#### SET TASK:
Extract every record, keeping each one exactly as it is.

--- DATA LINES ---

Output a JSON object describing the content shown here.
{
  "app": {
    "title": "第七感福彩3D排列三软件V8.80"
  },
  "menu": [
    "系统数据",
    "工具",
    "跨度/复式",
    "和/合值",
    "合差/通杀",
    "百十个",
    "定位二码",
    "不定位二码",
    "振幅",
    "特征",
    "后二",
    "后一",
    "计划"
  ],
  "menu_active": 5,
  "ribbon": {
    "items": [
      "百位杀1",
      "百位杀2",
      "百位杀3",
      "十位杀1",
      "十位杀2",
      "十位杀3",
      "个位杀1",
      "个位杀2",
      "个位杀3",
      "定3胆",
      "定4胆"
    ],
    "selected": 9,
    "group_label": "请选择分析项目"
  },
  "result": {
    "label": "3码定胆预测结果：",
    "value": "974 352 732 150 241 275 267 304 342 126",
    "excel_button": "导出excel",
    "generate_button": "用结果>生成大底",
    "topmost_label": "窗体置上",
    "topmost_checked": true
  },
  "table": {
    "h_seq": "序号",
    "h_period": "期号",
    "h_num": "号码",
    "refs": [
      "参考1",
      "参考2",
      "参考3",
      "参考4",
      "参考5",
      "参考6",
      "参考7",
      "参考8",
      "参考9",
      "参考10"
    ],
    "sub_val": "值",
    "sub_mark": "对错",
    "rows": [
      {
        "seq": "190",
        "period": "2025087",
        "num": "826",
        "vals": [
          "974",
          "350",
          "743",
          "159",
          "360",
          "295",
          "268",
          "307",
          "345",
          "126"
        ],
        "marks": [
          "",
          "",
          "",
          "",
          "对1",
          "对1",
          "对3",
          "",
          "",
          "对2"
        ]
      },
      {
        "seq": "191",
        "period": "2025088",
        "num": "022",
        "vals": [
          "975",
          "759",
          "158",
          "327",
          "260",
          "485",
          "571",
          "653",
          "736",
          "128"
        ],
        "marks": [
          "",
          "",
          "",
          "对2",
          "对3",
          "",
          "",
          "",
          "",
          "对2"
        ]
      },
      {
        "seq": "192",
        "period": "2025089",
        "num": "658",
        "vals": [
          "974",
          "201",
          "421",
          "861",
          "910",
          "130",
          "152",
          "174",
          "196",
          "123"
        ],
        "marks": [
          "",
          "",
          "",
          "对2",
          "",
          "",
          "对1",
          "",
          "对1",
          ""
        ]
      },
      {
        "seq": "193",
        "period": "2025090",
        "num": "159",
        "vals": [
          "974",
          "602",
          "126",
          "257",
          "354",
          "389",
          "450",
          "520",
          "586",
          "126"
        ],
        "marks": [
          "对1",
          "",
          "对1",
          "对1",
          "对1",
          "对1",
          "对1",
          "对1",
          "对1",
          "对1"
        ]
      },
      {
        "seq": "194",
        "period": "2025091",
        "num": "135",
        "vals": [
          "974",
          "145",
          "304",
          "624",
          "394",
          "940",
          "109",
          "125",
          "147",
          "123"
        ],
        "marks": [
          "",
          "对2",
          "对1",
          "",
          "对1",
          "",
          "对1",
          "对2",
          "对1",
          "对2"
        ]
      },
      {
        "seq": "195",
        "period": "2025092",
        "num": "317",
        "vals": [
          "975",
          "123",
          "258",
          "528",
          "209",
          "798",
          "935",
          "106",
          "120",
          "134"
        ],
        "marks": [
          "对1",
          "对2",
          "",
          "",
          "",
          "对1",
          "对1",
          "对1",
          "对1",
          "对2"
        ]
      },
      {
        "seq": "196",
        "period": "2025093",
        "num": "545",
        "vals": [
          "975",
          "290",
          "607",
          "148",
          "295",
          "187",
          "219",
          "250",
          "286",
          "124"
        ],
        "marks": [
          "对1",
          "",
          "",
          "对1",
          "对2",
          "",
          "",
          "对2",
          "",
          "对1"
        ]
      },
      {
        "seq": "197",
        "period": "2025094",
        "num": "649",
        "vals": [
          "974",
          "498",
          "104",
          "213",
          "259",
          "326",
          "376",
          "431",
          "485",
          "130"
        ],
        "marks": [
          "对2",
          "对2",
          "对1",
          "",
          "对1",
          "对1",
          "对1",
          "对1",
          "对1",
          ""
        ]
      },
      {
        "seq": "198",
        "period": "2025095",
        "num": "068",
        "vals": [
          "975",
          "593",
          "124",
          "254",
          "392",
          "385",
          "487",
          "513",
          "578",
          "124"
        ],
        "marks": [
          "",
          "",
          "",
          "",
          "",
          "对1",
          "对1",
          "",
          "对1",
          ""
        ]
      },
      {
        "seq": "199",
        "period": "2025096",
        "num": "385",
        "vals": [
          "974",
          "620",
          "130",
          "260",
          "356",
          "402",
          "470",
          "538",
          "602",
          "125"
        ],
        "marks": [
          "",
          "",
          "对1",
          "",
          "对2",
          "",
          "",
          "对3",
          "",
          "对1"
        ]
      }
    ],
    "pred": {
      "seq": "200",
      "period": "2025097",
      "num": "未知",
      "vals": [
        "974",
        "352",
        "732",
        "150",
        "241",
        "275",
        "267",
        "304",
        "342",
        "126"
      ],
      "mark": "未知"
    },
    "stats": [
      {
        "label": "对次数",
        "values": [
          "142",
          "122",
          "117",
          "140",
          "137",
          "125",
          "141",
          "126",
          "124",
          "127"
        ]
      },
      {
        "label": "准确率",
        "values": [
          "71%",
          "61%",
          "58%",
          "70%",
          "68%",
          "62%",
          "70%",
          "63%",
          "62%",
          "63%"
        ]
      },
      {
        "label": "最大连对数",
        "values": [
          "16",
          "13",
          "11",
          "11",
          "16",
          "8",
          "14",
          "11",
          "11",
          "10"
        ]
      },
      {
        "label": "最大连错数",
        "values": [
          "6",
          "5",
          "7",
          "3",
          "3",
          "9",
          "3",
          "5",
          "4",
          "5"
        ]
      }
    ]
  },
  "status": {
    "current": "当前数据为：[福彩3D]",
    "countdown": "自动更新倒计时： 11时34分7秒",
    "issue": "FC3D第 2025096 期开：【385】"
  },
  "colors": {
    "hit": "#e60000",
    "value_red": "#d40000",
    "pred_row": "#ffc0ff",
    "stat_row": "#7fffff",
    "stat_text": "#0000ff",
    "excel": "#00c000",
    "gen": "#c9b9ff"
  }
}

---

#### REPLY:
Output a JSON object describing the content shown here.
{
  "app": {
    "title": "第七感福彩3D排列三软件V8.80"
  },
  "menu": [
    "系统数据",
    "工具",
    "跨度/复式",
    "和/合值",
    "合差/通杀",
    "百十个",
    "定位二码",
    "不定位二码",
    "振幅",
    "特征",
    "后二",
    "后一",
    "计划"
  ],
  "menu_active": 5,
  "ribbon": {
    "items": [
      "百位杀1",
      "百位杀2",
      "百位杀3",
      "十位杀1",
      "十位杀2",
      "十位杀3",
      "个位杀1",
      "个位杀2",
      "个位杀3",
      "定3胆",
      "定4胆"
    ],
    "selected": 9,
    "group_label": "请选择分析项目"
  },
  "result": {
    "label": "3码定胆预测结果：",
    "value": "974 352 732 150 241 275 267 304 342 126",
    "excel_button": "导出excel",
    "generate_button": "用结果>生成大底",
    "topmost_label": "窗体置上",
    "topmost_checked": true
  },
  "table": {
    "h_seq": "序号",
    "h_period": "期号",
    "h_num": "号码",
    "refs": [
      "参考1",
      "参考2",
      "参考3",
      "参考4",
      "参考5",
      "参考6",
      "参考7",
      "参考8",
      "参考9",
      "参考10"
    ],
    "sub_val": "值",
    "sub_mark": "对错",
    "rows": [
      {
        "seq": "190",
        "period": "2025087",
        "num": "826",
        "vals": [
          "974",
          "350",
          "743",
          "159",
          "360",
          "295",
          "268",
          "307",
          "345",
          "126"
        ],
        "marks": [
          "",
          "",
          "",
          "",
          "对1",
          "对1",
          "对3",
          "",
          "",
          "对2"
        ]
      },
      {
        "seq": "191",
        "period": "2025088",
        "num": "022",
        "vals": [
          "975",
          "759",
          "158",
          "327",
          "260",
          "485",
          "571",
          "653",
          "736",
          "128"
        ],
        "marks": [
          "",
          "",
          "",
          "对2",
          "对3",
          "",
          "",
          "",
          "",
          "对2"
        ]
      },
      {
        "seq": "192",
        "period": "2025089",
        "num": "658",
        "vals": [
          "974",
          "201",
          "421",
          "861",
          "910",
          "130",
          "152",
          "174",
          "196",
          "123"
        ],
        "marks": [
          "",
          "",
          "",
          "对2",
          "",
          "",
          "对1",
          "",
          "对1",
          ""
        ]
      },
      {
        "seq": "193",
        "period": "2025090",
        "num": "159",
        "vals": [
          "974",
          "602",
          "126",
          "257",
          "354",
          "389",
          "450",
          "520",
          "586",
          "126"
        ],
        "marks": [
          "对1",
          "",
          "对1",
          "对1",
          "对1",
          "对1",
          "对1",
          "对1",
          "对1",
          "对1"
        ]
      },
      {
        "seq": "194",
        "period": "2025091",
        "num": "135",
        "vals": [
          "974",
          "145",
          "304",
          "624",
          "394",
          "940",
          "109",
          "125",
          "147",
          "123"
        ],
        "marks": [
          "",
          "对2",
          "对1",
          "",
          "对1",
          "",
          "对1",
          "对2",
          "对1",
          "对2"
        ]
      },
      {
        "seq": "195",
        "period": "2025092",
        "num": "317",
        "vals": [
          "975",
          "123",
          "258",
          "528",
          "209",
          "798",
          "935",
          "106",
          "120",
          "134"
        ],
        "marks": [
          "对1",
          "对2",
          "",
          "",
          "",
          "对1",
          "对1",
          "对1",
          "对1",
          "对2"
        ]
      },
      {
        "seq": "196",
        "period": "2025093",
        "num": "545",
        "vals": [
          "975",
          "290",
          "607",
          "148",
          "295",
          "187",
          "219",
          "250",
          "286",
          "124"
        ],
        "marks": [
          "对1",
          "",
          "",
          "对1",
          "对2",
          "",
          "",
          "对2",
          "",
          "对1"
        ]
      },
      {
        "seq": "197",
        "period": "2025094",
        "num": "649",
        "vals": [
          "974",
          "498",
          "104",
          "213",
          "259",
          "326",
          "376",
          "431",
          "485",
          "130"
        ],
        "marks": [
          "对2",
          "对2",
          "对1",
          "",
          "对1",
          "对1",
          "对1",
          "对1",
          "对1",
          ""
        ]
      },
      {
        "seq": "198",
        "period": "2025095",
        "num": "068",
        "vals": [
          "975",
          "593",
          "124",
          "254",
          "392",
          "385",
          "487",
          "513",
          "578",
          "124"
        ],
        "marks": [
          "",
          "",
          "",
          "",
          "",
          "对1",
          "对1",
          "",
          "对1",
          ""
        ]
      },
      {
        "seq": "199",
        "period": "2025096",
        "num": "385",
        "vals": [
          "974",
          "620",
          "130",
          "260",
          "356",
          "402",
          "470",
          "538",
          "602",
          "125"
        ],
        "marks": [
          "",
          "",
          "对1",
          "",
          "对2",
          "",
          "",
          "对3",
          "",
          "对1"
        ]
      }
    ],
    "pred": {
      "seq": "200",
      "period": "2025097",
      "num": "未知",
      "vals": [
        "974",
        "352",
        "732",
        "150",
        "241",
        "275",
        "267",
        "304",
        "342",
        "126"
      ],
      "mark": "未知"
    },
    "stats": [
      {
        "label": "对次数",
        "values": [
          "142",
          "122",
          "117",
          "140",
          "137",
          "125",
          "141",
          "126",
          "124",
          "127"
        ]
      },
      {
        "label": "准确率",
        "values": [
          "71%",
          "61%",
          "58%",
          "70%",
          "68%",
          "62%",
          "70%",
          "63%",
          "62%",
          "63%"
        ]
      },
      {
        "label": "最大连对数",
        "values": [
          "16",
          "13",
          "11",
          "11",
          "16",
          "8",
          "14",
          "11",
          "11",
          "10"
        ]
      },
      {
        "label": "最大连错数",
        "values": [
          "6",
          "5",
          "7",
          "3",
          "3",
          "9",
          "3",
          "5",
          "4",
          "5"
        ]
      }
    ]
  },
  "status": {
    "current": "当前数据为：[福彩3D]",
    "countdown": "自动更新倒计时： 11时34分7秒",
    "issue": "FC3D第 2025096 期开：【385】"
  },
  "colors": {
    "hit": "#e60000",
    "value_red": "#d40000",
    "pred_row": "#ffc0ff",
    "stat_row": "#7fffff",
    "stat_text": "#0000ff",
    "excel": "#00c000",
    "gen": "#c9b9ff"
  }
}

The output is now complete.